____ GIVEN RECORDS
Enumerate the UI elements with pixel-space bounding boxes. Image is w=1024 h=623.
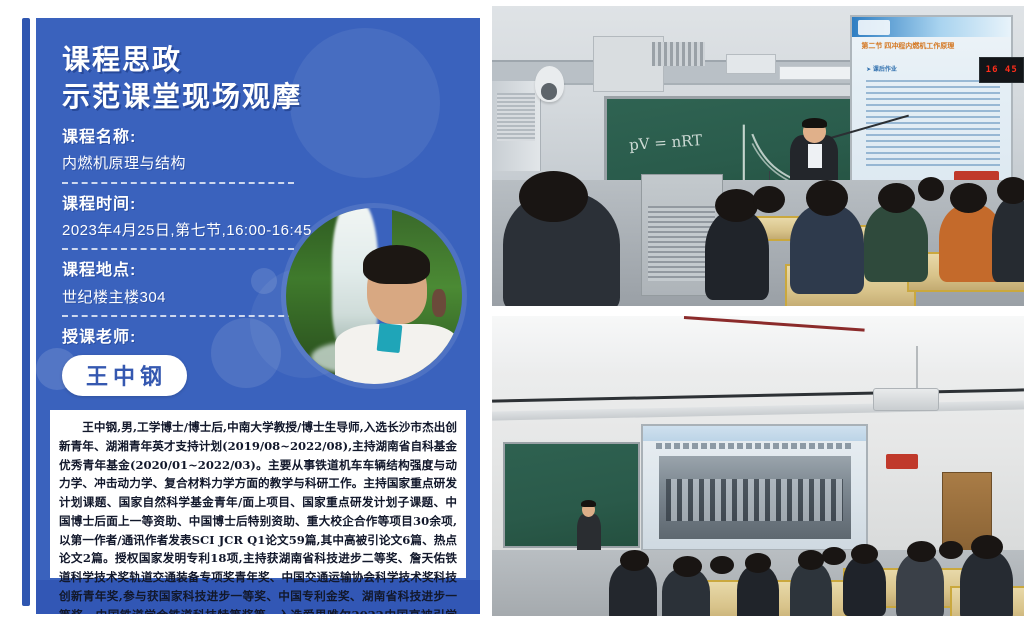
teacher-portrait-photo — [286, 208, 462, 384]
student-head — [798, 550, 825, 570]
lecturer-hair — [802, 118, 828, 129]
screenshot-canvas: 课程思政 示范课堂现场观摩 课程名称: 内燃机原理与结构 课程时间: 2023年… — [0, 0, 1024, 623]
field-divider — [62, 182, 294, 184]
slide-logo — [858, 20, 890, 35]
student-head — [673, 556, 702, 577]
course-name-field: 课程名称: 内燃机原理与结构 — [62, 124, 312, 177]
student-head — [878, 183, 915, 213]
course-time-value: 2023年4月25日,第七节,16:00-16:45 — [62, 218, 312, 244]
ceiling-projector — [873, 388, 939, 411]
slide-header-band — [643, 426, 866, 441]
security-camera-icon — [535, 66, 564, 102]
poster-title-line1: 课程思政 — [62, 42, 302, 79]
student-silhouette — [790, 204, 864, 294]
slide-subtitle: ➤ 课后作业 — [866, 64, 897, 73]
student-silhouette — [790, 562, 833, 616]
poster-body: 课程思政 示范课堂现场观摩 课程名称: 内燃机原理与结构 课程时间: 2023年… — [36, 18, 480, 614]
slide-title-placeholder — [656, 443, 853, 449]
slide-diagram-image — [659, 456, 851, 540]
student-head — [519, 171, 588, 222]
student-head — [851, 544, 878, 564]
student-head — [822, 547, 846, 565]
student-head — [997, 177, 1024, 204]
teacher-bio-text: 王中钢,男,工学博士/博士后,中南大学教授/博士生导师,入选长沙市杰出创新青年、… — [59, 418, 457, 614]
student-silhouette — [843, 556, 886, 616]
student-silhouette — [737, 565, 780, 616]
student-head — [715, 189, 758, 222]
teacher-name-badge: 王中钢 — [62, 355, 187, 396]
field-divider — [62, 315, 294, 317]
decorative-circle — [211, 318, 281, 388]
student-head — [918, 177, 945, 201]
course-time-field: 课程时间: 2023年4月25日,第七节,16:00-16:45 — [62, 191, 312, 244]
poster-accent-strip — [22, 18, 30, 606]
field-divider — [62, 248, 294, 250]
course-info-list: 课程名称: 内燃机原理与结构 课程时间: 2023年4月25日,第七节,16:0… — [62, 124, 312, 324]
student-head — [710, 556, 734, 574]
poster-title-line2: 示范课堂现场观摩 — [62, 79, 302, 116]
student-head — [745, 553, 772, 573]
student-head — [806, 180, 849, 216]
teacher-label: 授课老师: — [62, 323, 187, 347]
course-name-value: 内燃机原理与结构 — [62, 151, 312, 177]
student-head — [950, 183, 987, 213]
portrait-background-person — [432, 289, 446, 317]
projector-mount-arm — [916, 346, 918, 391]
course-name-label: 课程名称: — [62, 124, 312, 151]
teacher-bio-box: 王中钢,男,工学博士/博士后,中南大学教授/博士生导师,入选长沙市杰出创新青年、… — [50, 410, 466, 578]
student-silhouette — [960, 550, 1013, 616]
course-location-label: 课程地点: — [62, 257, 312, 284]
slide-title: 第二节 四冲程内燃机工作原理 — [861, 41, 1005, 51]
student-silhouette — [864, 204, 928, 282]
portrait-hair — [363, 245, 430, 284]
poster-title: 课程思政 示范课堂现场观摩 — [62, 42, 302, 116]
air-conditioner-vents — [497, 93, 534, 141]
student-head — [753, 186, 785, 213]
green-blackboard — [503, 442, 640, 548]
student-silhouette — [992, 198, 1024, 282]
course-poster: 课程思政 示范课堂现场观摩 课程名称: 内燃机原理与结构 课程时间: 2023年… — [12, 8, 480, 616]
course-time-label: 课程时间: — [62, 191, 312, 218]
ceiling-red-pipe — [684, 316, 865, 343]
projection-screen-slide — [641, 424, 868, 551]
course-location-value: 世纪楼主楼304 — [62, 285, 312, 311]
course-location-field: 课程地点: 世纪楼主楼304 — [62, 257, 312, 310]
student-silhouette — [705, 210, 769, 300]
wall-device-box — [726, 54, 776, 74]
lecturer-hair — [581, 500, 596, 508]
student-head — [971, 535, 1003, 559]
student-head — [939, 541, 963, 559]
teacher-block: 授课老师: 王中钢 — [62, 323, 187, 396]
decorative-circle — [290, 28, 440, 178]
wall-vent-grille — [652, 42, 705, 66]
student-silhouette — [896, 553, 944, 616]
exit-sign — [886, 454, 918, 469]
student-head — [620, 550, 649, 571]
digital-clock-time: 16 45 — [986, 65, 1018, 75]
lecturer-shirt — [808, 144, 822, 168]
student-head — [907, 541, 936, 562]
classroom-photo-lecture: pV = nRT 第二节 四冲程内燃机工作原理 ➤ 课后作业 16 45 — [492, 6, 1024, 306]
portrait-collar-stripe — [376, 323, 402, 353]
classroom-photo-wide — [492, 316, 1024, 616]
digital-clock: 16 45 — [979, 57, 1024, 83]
________
____ GIVEN RECORDS
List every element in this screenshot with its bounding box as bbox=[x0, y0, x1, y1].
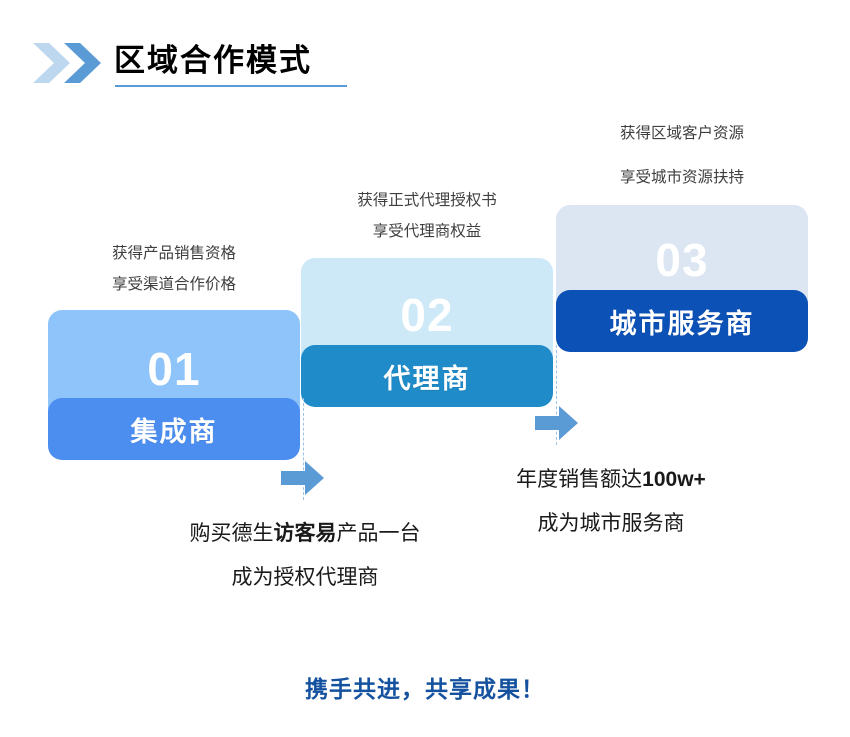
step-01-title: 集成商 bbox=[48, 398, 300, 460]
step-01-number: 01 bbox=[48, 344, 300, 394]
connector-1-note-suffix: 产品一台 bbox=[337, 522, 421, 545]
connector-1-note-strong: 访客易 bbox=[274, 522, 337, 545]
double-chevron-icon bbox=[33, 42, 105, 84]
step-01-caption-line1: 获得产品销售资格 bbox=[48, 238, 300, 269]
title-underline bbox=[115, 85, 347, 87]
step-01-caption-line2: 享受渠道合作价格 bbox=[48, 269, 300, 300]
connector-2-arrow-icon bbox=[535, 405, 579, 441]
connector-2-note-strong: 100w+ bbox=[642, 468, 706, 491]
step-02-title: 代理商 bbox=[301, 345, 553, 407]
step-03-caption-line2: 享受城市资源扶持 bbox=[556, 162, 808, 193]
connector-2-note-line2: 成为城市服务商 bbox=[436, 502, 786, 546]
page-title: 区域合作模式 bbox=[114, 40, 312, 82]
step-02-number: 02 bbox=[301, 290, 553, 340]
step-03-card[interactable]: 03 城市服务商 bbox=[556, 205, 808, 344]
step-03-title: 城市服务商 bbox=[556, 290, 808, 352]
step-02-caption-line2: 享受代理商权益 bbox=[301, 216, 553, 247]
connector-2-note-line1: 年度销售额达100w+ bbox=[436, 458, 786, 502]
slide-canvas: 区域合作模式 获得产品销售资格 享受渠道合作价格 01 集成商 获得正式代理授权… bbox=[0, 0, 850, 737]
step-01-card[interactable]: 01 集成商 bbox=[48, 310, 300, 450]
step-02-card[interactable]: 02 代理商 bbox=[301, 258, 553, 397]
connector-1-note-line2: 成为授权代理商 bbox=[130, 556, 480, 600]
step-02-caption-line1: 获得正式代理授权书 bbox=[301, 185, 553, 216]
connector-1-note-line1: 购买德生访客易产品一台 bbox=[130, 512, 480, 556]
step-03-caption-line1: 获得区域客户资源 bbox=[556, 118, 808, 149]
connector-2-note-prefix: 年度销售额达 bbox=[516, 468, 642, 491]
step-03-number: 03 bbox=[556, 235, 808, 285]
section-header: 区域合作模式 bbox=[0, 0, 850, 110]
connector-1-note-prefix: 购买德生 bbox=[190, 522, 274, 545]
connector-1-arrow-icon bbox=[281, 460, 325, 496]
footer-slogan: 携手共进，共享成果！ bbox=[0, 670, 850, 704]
________
____ GIVEN RECORDS
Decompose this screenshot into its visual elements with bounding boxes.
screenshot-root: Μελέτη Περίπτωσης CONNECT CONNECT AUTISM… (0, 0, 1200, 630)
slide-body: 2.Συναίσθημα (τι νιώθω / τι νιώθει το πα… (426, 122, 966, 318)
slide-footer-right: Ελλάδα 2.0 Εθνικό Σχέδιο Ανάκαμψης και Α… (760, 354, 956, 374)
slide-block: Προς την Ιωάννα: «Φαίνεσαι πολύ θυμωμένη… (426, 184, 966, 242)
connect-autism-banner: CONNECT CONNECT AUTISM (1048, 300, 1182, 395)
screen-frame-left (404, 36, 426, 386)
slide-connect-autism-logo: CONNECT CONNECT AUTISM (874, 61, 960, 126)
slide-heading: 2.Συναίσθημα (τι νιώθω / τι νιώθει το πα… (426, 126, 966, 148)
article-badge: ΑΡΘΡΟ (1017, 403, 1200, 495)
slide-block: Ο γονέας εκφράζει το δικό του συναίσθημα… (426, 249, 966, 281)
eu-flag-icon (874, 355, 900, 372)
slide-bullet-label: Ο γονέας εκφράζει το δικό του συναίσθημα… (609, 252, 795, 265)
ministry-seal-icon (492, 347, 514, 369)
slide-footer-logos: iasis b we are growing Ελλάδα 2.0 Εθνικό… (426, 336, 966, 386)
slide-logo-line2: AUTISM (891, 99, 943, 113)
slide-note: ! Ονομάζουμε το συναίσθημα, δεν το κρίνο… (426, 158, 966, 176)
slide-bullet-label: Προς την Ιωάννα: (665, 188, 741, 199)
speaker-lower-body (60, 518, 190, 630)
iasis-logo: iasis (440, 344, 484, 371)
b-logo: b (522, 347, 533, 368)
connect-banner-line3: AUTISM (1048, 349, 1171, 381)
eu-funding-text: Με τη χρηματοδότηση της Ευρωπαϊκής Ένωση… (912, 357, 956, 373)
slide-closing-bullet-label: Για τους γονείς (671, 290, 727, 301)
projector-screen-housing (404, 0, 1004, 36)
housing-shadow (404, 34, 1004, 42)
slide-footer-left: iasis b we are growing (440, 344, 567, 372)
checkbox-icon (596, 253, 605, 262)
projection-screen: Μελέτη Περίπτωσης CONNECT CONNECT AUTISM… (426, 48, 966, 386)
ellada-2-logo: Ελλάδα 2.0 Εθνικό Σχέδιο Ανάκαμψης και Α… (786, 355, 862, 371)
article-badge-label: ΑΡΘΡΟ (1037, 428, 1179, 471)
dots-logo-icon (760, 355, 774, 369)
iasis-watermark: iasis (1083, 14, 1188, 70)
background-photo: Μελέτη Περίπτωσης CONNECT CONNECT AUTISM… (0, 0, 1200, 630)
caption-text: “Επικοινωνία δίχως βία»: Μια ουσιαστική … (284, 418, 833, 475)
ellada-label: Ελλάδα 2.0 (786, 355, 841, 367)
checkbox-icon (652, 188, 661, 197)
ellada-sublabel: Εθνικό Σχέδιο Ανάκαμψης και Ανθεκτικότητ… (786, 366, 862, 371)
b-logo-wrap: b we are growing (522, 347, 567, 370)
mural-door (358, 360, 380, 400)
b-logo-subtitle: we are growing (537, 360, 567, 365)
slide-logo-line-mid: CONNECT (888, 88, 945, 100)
________
◆ **WORK TO BE COMPLETED**
Express the lines of the records as a JSON list of strings, one string per line, with blank lines omitted. Begin at the line that contains "step-01-title: 集成商 bbox=[48, 398, 300, 460]" and stop after the line that contains "footer-slogan: 携手共进，共享成果！ bbox=[0, 670, 850, 704]", including both.

◆ **OUTPUT OF THE TASK**
[
  "step-01-title: 集成商 bbox=[48, 398, 300, 460]",
  "step-01-number: 01 bbox=[48, 344, 300, 394]",
  "connector-1-note-suffix: 产品一台 bbox=[337, 522, 421, 545]",
  "connector-1-note-strong: 访客易 bbox=[274, 522, 337, 545]",
  "double-chevron-icon bbox=[33, 42, 105, 84]",
  "step-01-caption-line1: 获得产品销售资格 bbox=[48, 238, 300, 269]",
  "title-underline bbox=[115, 85, 347, 87]",
  "step-01-caption-line2: 享受渠道合作价格 bbox=[48, 269, 300, 300]",
  "connector-2-arrow-icon bbox=[535, 405, 579, 441]",
  "connector-2-note-strong: 100w+ bbox=[642, 468, 706, 491]",
  "step-02-title: 代理商 bbox=[301, 345, 553, 407]",
  "step-03-caption-line2: 享受城市资源扶持 bbox=[556, 162, 808, 193]",
  "connector-2-note-line2: 成为城市服务商 bbox=[436, 502, 786, 546]",
  "page-title: 区域合作模式 bbox=[114, 40, 312, 82]",
  "step-02-number: 02 bbox=[301, 290, 553, 340]",
  "step-03-card[interactable]: 03 城市服务商 bbox=[556, 205, 808, 344]",
  "step-03-title: 城市服务商 bbox=[556, 290, 808, 352]",
  "step-02-caption-line2: 享受代理商权益 bbox=[301, 216, 553, 247]",
  "connector-2-note-line1: 年度销售额达100w+ bbox=[436, 458, 786, 502]",
  "slide-canvas: 区域合作模式 获得产品销售资格 享受渠道合作价格 01 集成商 获得正式代理授权… bbox=[0, 0, 850, 737]",
  "step-01-card[interactable]: 01 集成商 bbox=[48, 310, 300, 450]",
  "step-02-card[interactable]: 02 代理商 bbox=[301, 258, 553, 397]",
  "connector-1-note-line2: 成为授权代理商 bbox=[130, 556, 480, 600]",
  "step-02-caption-line1: 获得正式代理授权书 bbox=[301, 185, 553, 216]",
  "connector-1-note-line1: 购买德生访客易产品一台 bbox=[130, 512, 480, 556]",
  "step-03-caption-line1: 获得区域客户资源 bbox=[556, 118, 808, 149]",
  "connector-2-note-prefix: 年度销售额达 bbox=[516, 468, 642, 491]",
  "step-03-number: 03 bbox=[556, 235, 808, 285]",
  "section-header: 区域合作模式 bbox=[0, 0, 850, 110]",
  "connector-1-note-prefix: 购买德生 bbox=[190, 522, 274, 545]",
  "connector-1-arrow-icon bbox=[281, 460, 325, 496]",
  "footer-slogan: 携手共进，共享成果！ bbox=[0, 670, 850, 704]"
]